* _Exercise aim_
Your task is to print the material below exactly as presented.

________

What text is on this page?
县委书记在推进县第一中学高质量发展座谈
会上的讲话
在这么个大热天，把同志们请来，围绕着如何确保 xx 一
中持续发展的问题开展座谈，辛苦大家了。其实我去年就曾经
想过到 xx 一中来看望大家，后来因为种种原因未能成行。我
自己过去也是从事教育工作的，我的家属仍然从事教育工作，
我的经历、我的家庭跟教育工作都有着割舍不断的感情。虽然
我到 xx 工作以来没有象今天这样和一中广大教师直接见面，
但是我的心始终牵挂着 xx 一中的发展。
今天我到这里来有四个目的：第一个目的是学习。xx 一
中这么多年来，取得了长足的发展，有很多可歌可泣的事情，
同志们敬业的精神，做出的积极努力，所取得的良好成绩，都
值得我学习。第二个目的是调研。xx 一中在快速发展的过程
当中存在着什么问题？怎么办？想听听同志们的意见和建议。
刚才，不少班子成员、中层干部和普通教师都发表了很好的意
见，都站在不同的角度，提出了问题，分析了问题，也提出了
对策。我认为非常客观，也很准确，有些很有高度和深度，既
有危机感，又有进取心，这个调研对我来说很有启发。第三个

________

* _Correct output_
What text is on this page?
县委书记在推进县第一中学高质量发展座谈
会上的讲话
在这么个大热天，把同志们请来，围绕着如何确保 xx 一
中持续发展的问题开展座谈，辛苦大家了。其实我去年就曾经
想过到 xx 一中来看望大家，后来因为种种原因未能成行。我
自己过去也是从事教育工作的，我的家属仍然从事教育工作，
我的经历、我的家庭跟教育工作都有着割舍不断的感情。虽然
我到 xx 工作以来没有象今天这样和一中广大教师直接见面，
但是我的心始终牵挂着 xx 一中的发展。
今天我到这里来有四个目的：第一个目的是学习。xx 一
中这么多年来，取得了长足的发展，有很多可歌可泣的事情，
同志们敬业的精神，做出的积极努力，所取得的良好成绩，都
值得我学习。第二个目的是调研。xx 一中在快速发展的过程
当中存在着什么问题？怎么办？想听听同志们的意见和建议。
刚才，不少班子成员、中层干部和普通教师都发表了很好的意
见，都站在不同的角度，提出了问题，分析了问题，也提出了
对策。我认为非常客观，也很准确，有些很有高度和深度，既
有危机感，又有进取心，这个调研对我来说很有启发。第三个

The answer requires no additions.